»»
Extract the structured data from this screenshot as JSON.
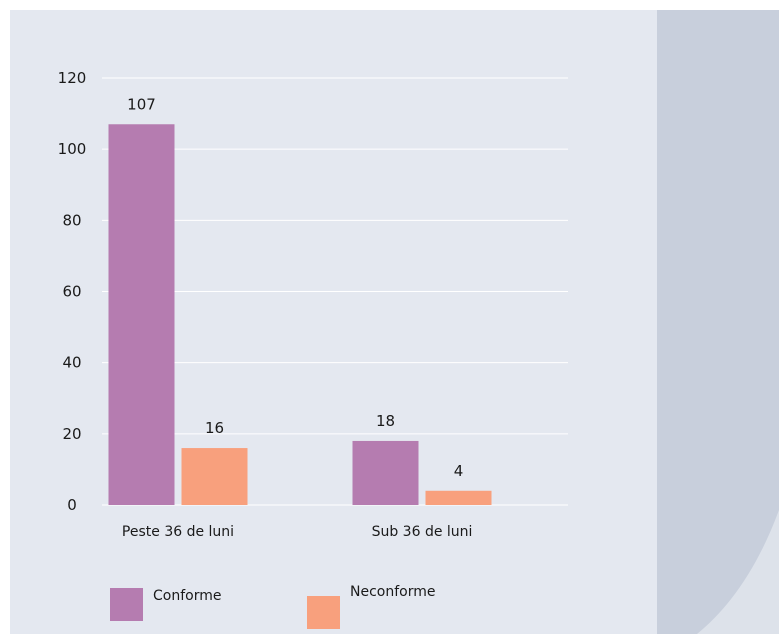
{
  "chart_data": {
    "type": "bar",
    "categories": [
      "Peste 36 de luni",
      "Sub 36 de luni"
    ],
    "series": [
      {
        "name": "Conforme",
        "values": [
          107,
          18
        ],
        "color": "#b57cb0"
      },
      {
        "name": "Neconforme",
        "values": [
          16,
          4
        ],
        "color": "#f8a07d"
      }
    ],
    "ylim": [
      0,
      120
    ],
    "yticks": [
      "0",
      "20",
      "40",
      "60",
      "80",
      "100",
      "120"
    ],
    "grid": true,
    "legend_position": "bottom-left"
  },
  "colors": {
    "background": "#e4e8f0",
    "side_panel": "#c8cfdc",
    "gridline": "#ffffff",
    "text": "#1a1a1a"
  }
}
««
### Problem statement
Leave the pictures out and write out every entry exactly as given.

### Output of the task
Extract the structured data from this screenshot as JSON.
{
  "chart_data": {
    "type": "bar",
    "categories": [
      "Peste 36 de luni",
      "Sub 36 de luni"
    ],
    "series": [
      {
        "name": "Conforme",
        "values": [
          107,
          18
        ],
        "color": "#b57cb0"
      },
      {
        "name": "Neconforme",
        "values": [
          16,
          4
        ],
        "color": "#f8a07d"
      }
    ],
    "ylim": [
      0,
      120
    ],
    "yticks": [
      "0",
      "20",
      "40",
      "60",
      "80",
      "100",
      "120"
    ],
    "grid": true,
    "legend_position": "bottom-left"
  },
  "colors": {
    "background": "#e4e8f0",
    "side_panel": "#c8cfdc",
    "gridline": "#ffffff",
    "text": "#1a1a1a"
  }
}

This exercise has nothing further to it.